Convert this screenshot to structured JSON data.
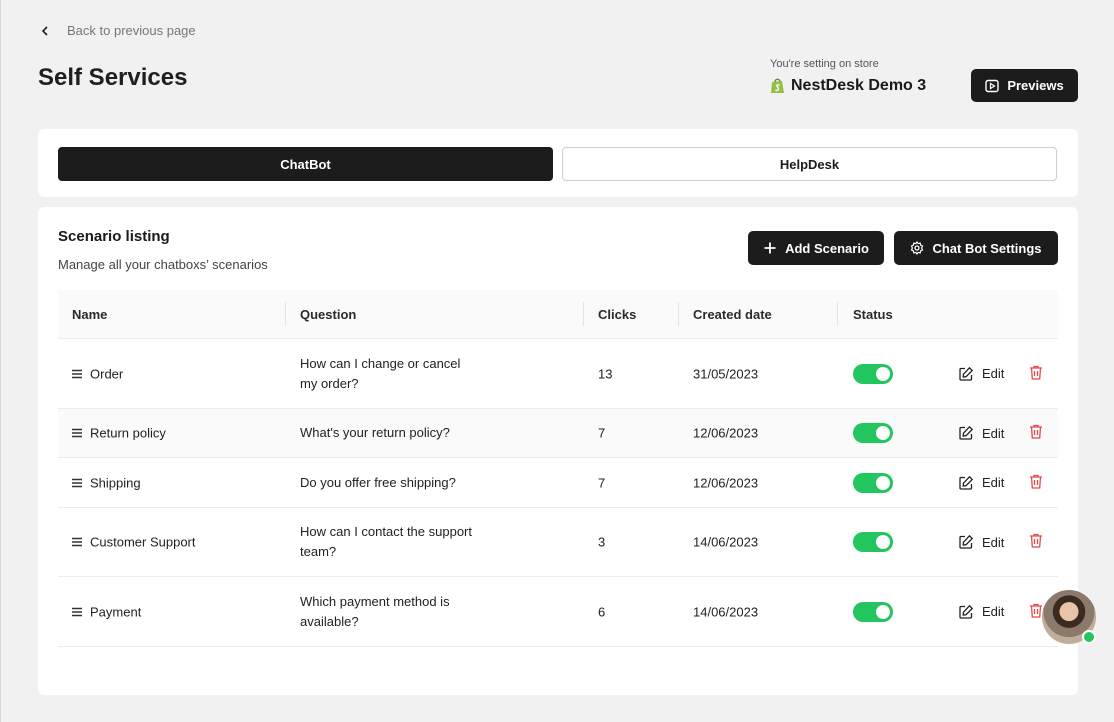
{
  "back_label": "Back to previous page",
  "page_title": "Self Services",
  "store": {
    "caption": "You're setting on store",
    "name": "NestDesk Demo 3"
  },
  "previews_label": "Previews",
  "tabs": [
    {
      "label": "ChatBot",
      "active": true
    },
    {
      "label": "HelpDesk",
      "active": false
    }
  ],
  "listing": {
    "title": "Scenario listing",
    "subtitle": "Manage all your chatboxs’ scenarios",
    "add_label": "Add Scenario",
    "settings_label": "Chat Bot Settings"
  },
  "table": {
    "headers": [
      "Name",
      "Question",
      "Clicks",
      "Created date",
      "Status"
    ],
    "edit_label": "Edit",
    "rows": [
      {
        "name": "Order",
        "question": "How can I change or cancel my order?",
        "clicks": "13",
        "date": "31/05/2023",
        "status": true
      },
      {
        "name": "Return policy",
        "question": "What's your return policy?",
        "clicks": "7",
        "date": "12/06/2023",
        "status": true
      },
      {
        "name": "Shipping",
        "question": "Do you offer free shipping?",
        "clicks": "7",
        "date": "12/06/2023",
        "status": true
      },
      {
        "name": "Customer Support",
        "question": "How can I contact the support team?",
        "clicks": "3",
        "date": "14/06/2023",
        "status": true
      },
      {
        "name": "Payment",
        "question": "Which payment method is available?",
        "clicks": "6",
        "date": "14/06/2023",
        "status": true
      }
    ]
  },
  "colors": {
    "primary": "#1c1c1c",
    "toggle_on": "#22c55e",
    "delete": "#e5484d",
    "online": "#22c55e"
  }
}
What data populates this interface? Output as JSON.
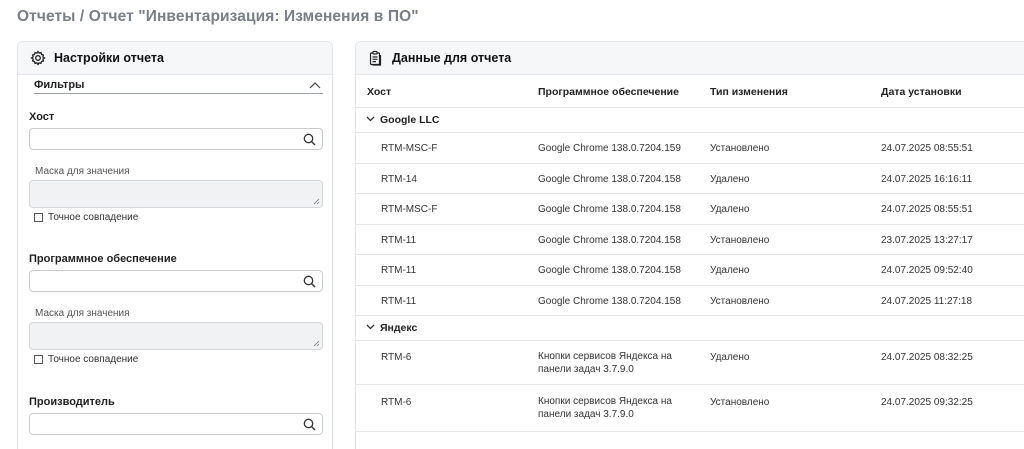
{
  "page": {
    "title": "Отчеты / Отчет \"Инвентаризация: Изменения в ПО\""
  },
  "settings": {
    "title": "Настройки отчета",
    "filters_label": "Фильтры",
    "host": {
      "label": "Хост",
      "search_value": "",
      "mask_label": "Маска для значения",
      "mask_value": "",
      "exact_label": "Точное совпадение",
      "exact_checked": false
    },
    "software": {
      "label": "Программное обеспечение",
      "search_value": "",
      "mask_label": "Маска для значения",
      "mask_value": "",
      "exact_label": "Точное совпадение",
      "exact_checked": false
    },
    "vendor": {
      "label": "Производитель",
      "search_value": ""
    }
  },
  "report": {
    "title": "Данные для отчета",
    "columns": [
      "Хост",
      "Программное обеспечение",
      "Тип изменения",
      "Дата установки"
    ],
    "groups": [
      {
        "name": "Google LLC",
        "rows": [
          {
            "host": "RTM-MSC-F",
            "software": "Google Chrome 138.0.7204.159",
            "type": "Установлено",
            "date": "24.07.2025 08:55:51"
          },
          {
            "host": "RTM-14",
            "software": "Google Chrome 138.0.7204.158",
            "type": "Удалено",
            "date": "24.07.2025 16:16:11"
          },
          {
            "host": "RTM-MSC-F",
            "software": "Google Chrome 138.0.7204.158",
            "type": "Удалено",
            "date": "24.07.2025 08:55:51"
          },
          {
            "host": "RTM-11",
            "software": "Google Chrome 138.0.7204.158",
            "type": "Установлено",
            "date": "23.07.2025 13:27:17"
          },
          {
            "host": "RTM-11",
            "software": "Google Chrome 138.0.7204.158",
            "type": "Удалено",
            "date": "24.07.2025 09:52:40"
          },
          {
            "host": "RTM-11",
            "software": "Google Chrome 138.0.7204.158",
            "type": "Установлено",
            "date": "24.07.2025 11:27:18"
          }
        ]
      },
      {
        "name": "Яндекс",
        "rows": [
          {
            "host": "RTM-6",
            "software_line1": "Кнопки сервисов Яндекса на",
            "software_line2": "панели задач 3.7.9.0",
            "type": "Удалено",
            "date": "24.07.2025 08:32:25"
          },
          {
            "host": "RTM-6",
            "software_line1": "Кнопки сервисов Яндекса на",
            "software_line2": "панели задач 3.7.9.0",
            "type": "Установлено",
            "date": "24.07.2025 09:32:25"
          }
        ]
      }
    ]
  }
}
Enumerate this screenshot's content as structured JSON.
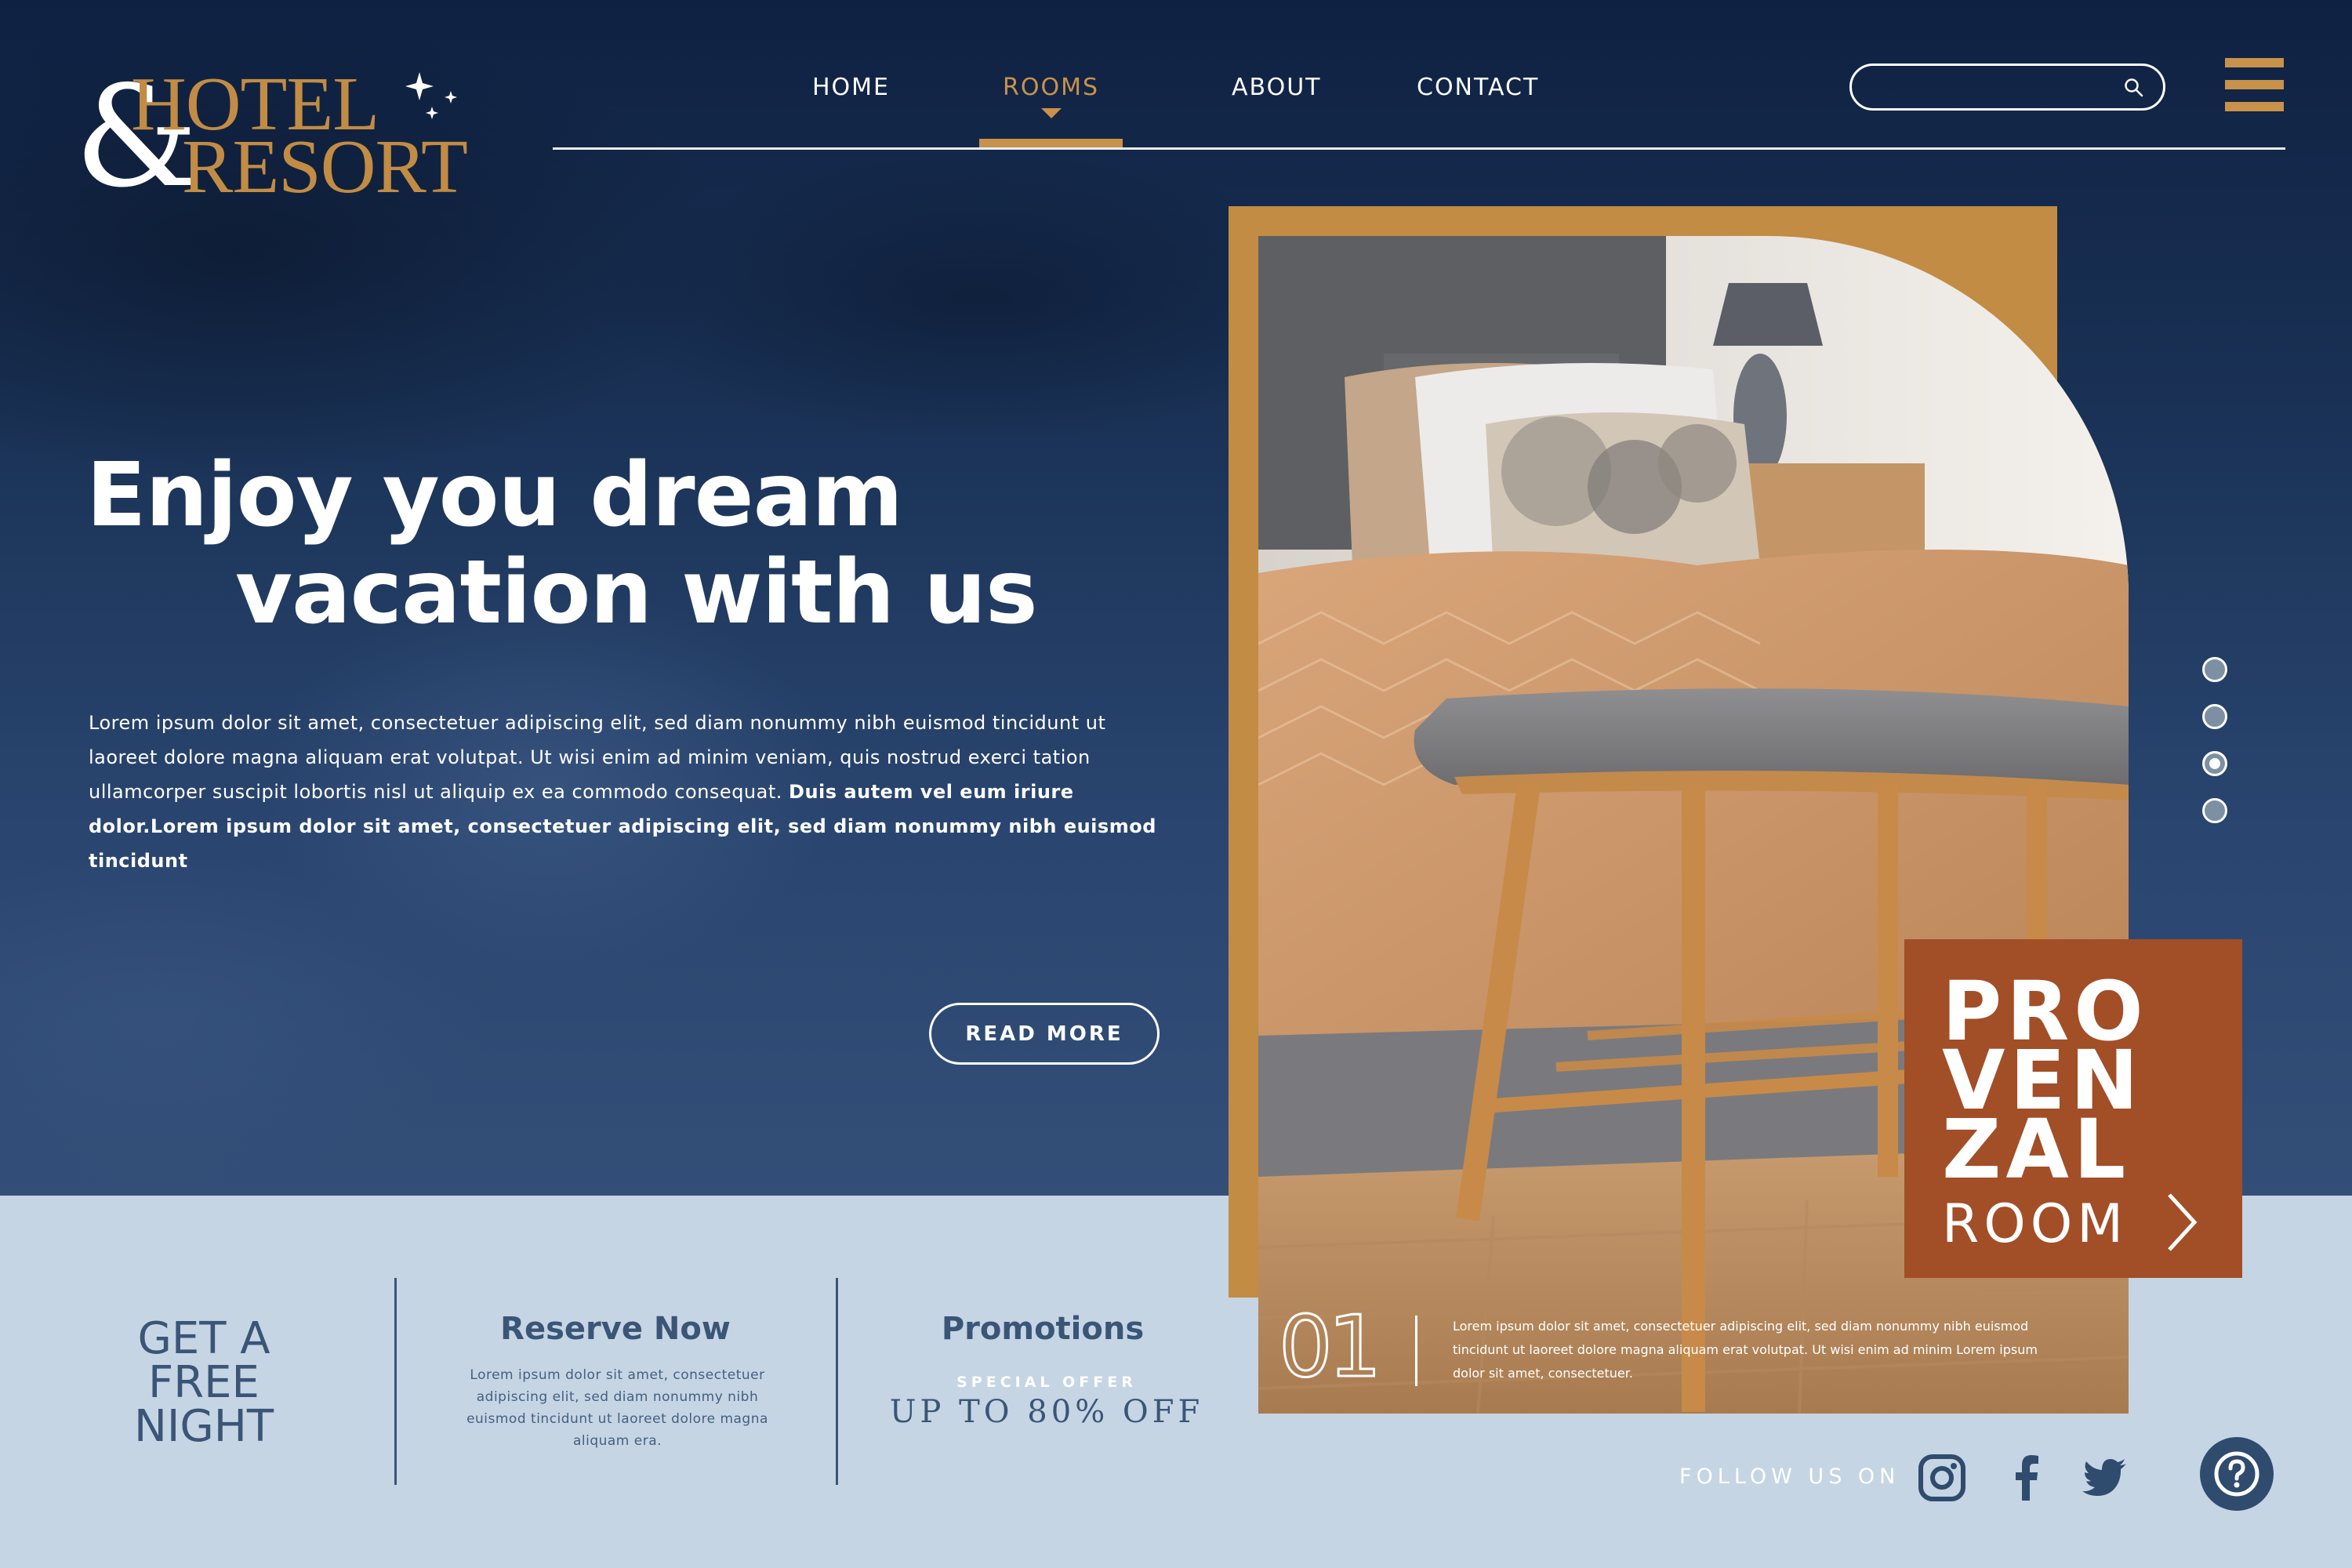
{
  "brand": {
    "amp": "&",
    "line1": "HOTEL",
    "line2": "RESORT"
  },
  "nav": {
    "items": [
      {
        "label": "HOME"
      },
      {
        "label": "ROOMS"
      },
      {
        "label": "ABOUT"
      },
      {
        "label": "CONTACT"
      }
    ],
    "active_index": 1
  },
  "search": {
    "placeholder": "",
    "value": ""
  },
  "hero": {
    "headline_line1": "Enjoy you dream",
    "headline_line2": "vacation with us",
    "body_regular": "Lorem ipsum dolor sit amet, consectetuer adipiscing elit, sed diam nonummy nibh euismod tincidunt ut laoreet dolore magna aliquam erat volutpat. Ut wisi enim ad minim veniam, quis nostrud exerci tation ullamcorper suscipit lobortis nisl ut aliquip ex ea commodo consequat.",
    "body_bold": "Duis autem vel eum iriure dolor.Lorem ipsum dolor sit amet, consectetuer adipiscing elit, sed diam nonummy nibh euismod tincidunt",
    "cta_label": "READ MORE"
  },
  "room_card": {
    "number": "01",
    "caption": "Lorem ipsum dolor sit amet, consectetuer adipiscing elit, sed diam nonummy nibh euismod tincidunt ut laoreet dolore magna aliquam erat volutpat. Ut wisi enim ad minim Lorem ipsum dolor sit amet, consectetuer.",
    "tag_line1": "PRO",
    "tag_line2": "VEN",
    "tag_line3": "ZAL",
    "tag_line4": "ROOM"
  },
  "slider": {
    "count": 4,
    "active_index": 2
  },
  "bottom": {
    "free_night_line1": "GET A",
    "free_night_line2": "FREE",
    "free_night_line3": "NIGHT",
    "reserve_title": "Reserve Now",
    "reserve_text": "Lorem ipsum dolor sit amet, consectetuer adipiscing elit, sed diam nonummy nibh euismod tincidunt ut laoreet dolore magna aliquam era.",
    "promo_title": "Promotions",
    "special_offer": "SPECIAL OFFER",
    "discount": "UP TO 80% OFF"
  },
  "social": {
    "follow_label": "FOLLOW US ON",
    "icons": [
      "instagram-icon",
      "facebook-icon",
      "twitter-icon"
    ]
  },
  "help": {
    "icon": "question-mark-icon"
  },
  "colors": {
    "navy": "#1a3256",
    "gold": "#c9924a",
    "rust": "#a24e27",
    "light_blue": "#c5d5e4",
    "slate_text": "#3b5577"
  }
}
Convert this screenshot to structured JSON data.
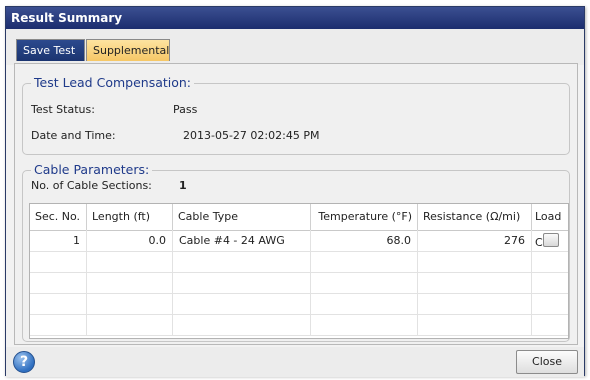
{
  "window": {
    "title": "Result Summary"
  },
  "tabs": [
    {
      "label": "Save Test"
    },
    {
      "label": "Supplemental"
    }
  ],
  "lead_comp": {
    "legend": "Test Lead Compensation:",
    "status_label": "Test Status:",
    "status_value": "Pass",
    "datetime_label": "Date and Time:",
    "datetime_value": "2013-05-27 02:02:45 PM"
  },
  "cable": {
    "legend": "Cable Parameters:",
    "sections_label": "No. of Cable Sections:",
    "sections_value": "1",
    "columns": [
      "Sec. No.",
      "Length (ft)",
      "Cable Type",
      "Temperature (°F)",
      "Resistance (Ω/mi)",
      "Load Coil"
    ],
    "rows": [
      {
        "sec": "1",
        "length": "0.0",
        "type": "Cable #4 - 24 AWG",
        "temperature": "68.0",
        "resistance": "276",
        "load_coil": false
      }
    ]
  },
  "footer": {
    "help_icon": "question-circle-icon",
    "close_label": "Close"
  }
}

- PROBLEM REQUIREMENTS
Every record above should be written out again without change, except that the pictures are left out.

- FINAL RESULT
Convert this screenshot to structured JSON data.
{
  "back_label": "Back to previous page",
  "page_title": "Self Services",
  "store": {
    "caption": "You're setting on store",
    "name": "NestDesk Demo 3"
  },
  "previews_label": "Previews",
  "tabs": [
    {
      "label": "ChatBot",
      "active": true
    },
    {
      "label": "HelpDesk",
      "active": false
    }
  ],
  "listing": {
    "title": "Scenario listing",
    "subtitle": "Manage all your chatboxs’ scenarios",
    "add_label": "Add Scenario",
    "settings_label": "Chat Bot Settings"
  },
  "table": {
    "headers": [
      "Name",
      "Question",
      "Clicks",
      "Created date",
      "Status"
    ],
    "edit_label": "Edit",
    "rows": [
      {
        "name": "Order",
        "question": "How can I change or cancel my order?",
        "clicks": "13",
        "date": "31/05/2023",
        "status": true
      },
      {
        "name": "Return policy",
        "question": "What's your return policy?",
        "clicks": "7",
        "date": "12/06/2023",
        "status": true
      },
      {
        "name": "Shipping",
        "question": "Do you offer free shipping?",
        "clicks": "7",
        "date": "12/06/2023",
        "status": true
      },
      {
        "name": "Customer Support",
        "question": "How can I contact the support team?",
        "clicks": "3",
        "date": "14/06/2023",
        "status": true
      },
      {
        "name": "Payment",
        "question": "Which payment method is available?",
        "clicks": "6",
        "date": "14/06/2023",
        "status": true
      }
    ]
  },
  "colors": {
    "primary": "#1c1c1c",
    "toggle_on": "#22c55e",
    "delete": "#e5484d",
    "online": "#22c55e"
  }
}
What data populates this interface? Output as JSON.
{
  "page": {
    "title": "Отчеты / Отчет \"Инвентаризация: Изменения в ПО\""
  },
  "settings": {
    "title": "Настройки отчета",
    "filters_label": "Фильтры",
    "host": {
      "label": "Хост",
      "search_value": "",
      "mask_label": "Маска для значения",
      "mask_value": "",
      "exact_label": "Точное совпадение",
      "exact_checked": false
    },
    "software": {
      "label": "Программное обеспечение",
      "search_value": "",
      "mask_label": "Маска для значения",
      "mask_value": "",
      "exact_label": "Точное совпадение",
      "exact_checked": false
    },
    "vendor": {
      "label": "Производитель",
      "search_value": ""
    }
  },
  "report": {
    "title": "Данные для отчета",
    "columns": [
      "Хост",
      "Программное обеспечение",
      "Тип изменения",
      "Дата установки"
    ],
    "groups": [
      {
        "name": "Google LLC",
        "rows": [
          {
            "host": "RTM-MSC-F",
            "software": "Google Chrome 138.0.7204.159",
            "type": "Установлено",
            "date": "24.07.2025 08:55:51"
          },
          {
            "host": "RTM-14",
            "software": "Google Chrome 138.0.7204.158",
            "type": "Удалено",
            "date": "24.07.2025 16:16:11"
          },
          {
            "host": "RTM-MSC-F",
            "software": "Google Chrome 138.0.7204.158",
            "type": "Удалено",
            "date": "24.07.2025 08:55:51"
          },
          {
            "host": "RTM-11",
            "software": "Google Chrome 138.0.7204.158",
            "type": "Установлено",
            "date": "23.07.2025 13:27:17"
          },
          {
            "host": "RTM-11",
            "software": "Google Chrome 138.0.7204.158",
            "type": "Удалено",
            "date": "24.07.2025 09:52:40"
          },
          {
            "host": "RTM-11",
            "software": "Google Chrome 138.0.7204.158",
            "type": "Установлено",
            "date": "24.07.2025 11:27:18"
          }
        ]
      },
      {
        "name": "Яндекс",
        "rows": [
          {
            "host": "RTM-6",
            "software_line1": "Кнопки сервисов Яндекса на",
            "software_line2": "панели задач 3.7.9.0",
            "type": "Удалено",
            "date": "24.07.2025 08:32:25"
          },
          {
            "host": "RTM-6",
            "software_line1": "Кнопки сервисов Яндекса на",
            "software_line2": "панели задач 3.7.9.0",
            "type": "Установлено",
            "date": "24.07.2025 09:32:25"
          }
        ]
      }
    ]
  }
}
Enumerate this screenshot's content as structured JSON.
{
  "brand": {
    "amp": "&",
    "line1": "HOTEL",
    "line2": "RESORT"
  },
  "nav": {
    "items": [
      {
        "label": "HOME"
      },
      {
        "label": "ROOMS"
      },
      {
        "label": "ABOUT"
      },
      {
        "label": "CONTACT"
      }
    ],
    "active_index": 1
  },
  "search": {
    "placeholder": "",
    "value": ""
  },
  "hero": {
    "headline_line1": "Enjoy you dream",
    "headline_line2": "vacation with us",
    "body_regular": "Lorem ipsum dolor sit amet, consectetuer adipiscing elit, sed diam nonummy nibh euismod tincidunt ut laoreet dolore magna aliquam erat volutpat. Ut wisi enim ad minim veniam, quis nostrud exerci tation ullamcorper suscipit lobortis nisl ut aliquip ex ea commodo consequat.",
    "body_bold": "Duis autem vel eum iriure dolor.Lorem ipsum dolor sit amet, consectetuer adipiscing elit, sed diam nonummy nibh euismod tincidunt",
    "cta_label": "READ MORE"
  },
  "room_card": {
    "number": "01",
    "caption": "Lorem ipsum dolor sit amet, consectetuer adipiscing elit, sed diam nonummy nibh euismod tincidunt ut laoreet dolore magna aliquam erat volutpat. Ut wisi enim ad minim Lorem ipsum dolor sit amet, consectetuer.",
    "tag_line1": "PRO",
    "tag_line2": "VEN",
    "tag_line3": "ZAL",
    "tag_line4": "ROOM"
  },
  "slider": {
    "count": 4,
    "active_index": 2
  },
  "bottom": {
    "free_night_line1": "GET A",
    "free_night_line2": "FREE",
    "free_night_line3": "NIGHT",
    "reserve_title": "Reserve Now",
    "reserve_text": "Lorem ipsum dolor sit amet, consectetuer adipiscing elit, sed diam nonummy nibh euismod tincidunt ut laoreet dolore magna aliquam era.",
    "promo_title": "Promotions",
    "special_offer": "SPECIAL OFFER",
    "discount": "UP TO 80% OFF"
  },
  "social": {
    "follow_label": "FOLLOW US ON",
    "icons": [
      "instagram-icon",
      "facebook-icon",
      "twitter-icon"
    ]
  },
  "help": {
    "icon": "question-mark-icon"
  },
  "colors": {
    "navy": "#1a3256",
    "gold": "#c9924a",
    "rust": "#a24e27",
    "light_blue": "#c5d5e4",
    "slate_text": "#3b5577"
  }
}
Convert this screenshot to structured JSON data.
{
  "window": {
    "title": "Result Summary"
  },
  "tabs": [
    {
      "label": "Save Test"
    },
    {
      "label": "Supplemental"
    }
  ],
  "lead_comp": {
    "legend": "Test Lead Compensation:",
    "status_label": "Test Status:",
    "status_value": "Pass",
    "datetime_label": "Date and Time:",
    "datetime_value": "2013-05-27 02:02:45 PM"
  },
  "cable": {
    "legend": "Cable Parameters:",
    "sections_label": "No. of Cable Sections:",
    "sections_value": "1",
    "columns": [
      "Sec. No.",
      "Length (ft)",
      "Cable Type",
      "Temperature (°F)",
      "Resistance (Ω/mi)",
      "Load Coil"
    ],
    "rows": [
      {
        "sec": "1",
        "length": "0.0",
        "type": "Cable #4 - 24 AWG",
        "temperature": "68.0",
        "resistance": "276",
        "load_coil": false
      }
    ]
  },
  "footer": {
    "help_icon": "question-circle-icon",
    "close_label": "Close"
  }
}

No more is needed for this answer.